--- begin Excerpted records ---
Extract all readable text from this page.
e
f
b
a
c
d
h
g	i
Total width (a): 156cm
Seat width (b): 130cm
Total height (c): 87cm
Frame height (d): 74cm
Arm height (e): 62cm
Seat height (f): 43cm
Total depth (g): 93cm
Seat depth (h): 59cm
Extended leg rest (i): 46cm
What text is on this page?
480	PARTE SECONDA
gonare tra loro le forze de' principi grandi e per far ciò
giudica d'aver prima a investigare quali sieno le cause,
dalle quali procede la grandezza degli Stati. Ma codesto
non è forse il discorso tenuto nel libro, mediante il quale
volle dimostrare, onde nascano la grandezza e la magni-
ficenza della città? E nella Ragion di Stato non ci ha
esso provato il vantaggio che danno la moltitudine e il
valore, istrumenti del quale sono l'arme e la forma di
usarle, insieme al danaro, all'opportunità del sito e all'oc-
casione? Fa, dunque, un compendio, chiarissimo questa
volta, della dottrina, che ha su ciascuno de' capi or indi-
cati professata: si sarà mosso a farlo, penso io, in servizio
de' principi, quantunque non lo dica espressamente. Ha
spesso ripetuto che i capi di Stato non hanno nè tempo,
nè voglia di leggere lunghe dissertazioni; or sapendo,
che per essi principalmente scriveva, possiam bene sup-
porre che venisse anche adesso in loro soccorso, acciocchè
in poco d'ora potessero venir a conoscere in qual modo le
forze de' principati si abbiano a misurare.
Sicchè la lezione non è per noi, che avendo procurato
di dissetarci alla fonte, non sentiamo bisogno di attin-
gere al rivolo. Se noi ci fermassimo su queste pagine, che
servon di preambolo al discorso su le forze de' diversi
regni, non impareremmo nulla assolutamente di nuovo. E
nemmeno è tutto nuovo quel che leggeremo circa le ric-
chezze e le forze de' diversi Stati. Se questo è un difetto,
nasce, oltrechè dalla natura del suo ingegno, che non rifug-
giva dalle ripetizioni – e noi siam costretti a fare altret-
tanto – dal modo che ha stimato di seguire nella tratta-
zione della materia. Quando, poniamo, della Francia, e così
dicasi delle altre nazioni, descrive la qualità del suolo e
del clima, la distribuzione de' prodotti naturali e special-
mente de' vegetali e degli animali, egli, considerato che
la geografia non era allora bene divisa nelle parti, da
--- end Excerpted records ---
### Exercise goal
Reproduce every line from the entries that holds the word "this".

### The completed task
Extract all readable text from this page.
What text is on this page?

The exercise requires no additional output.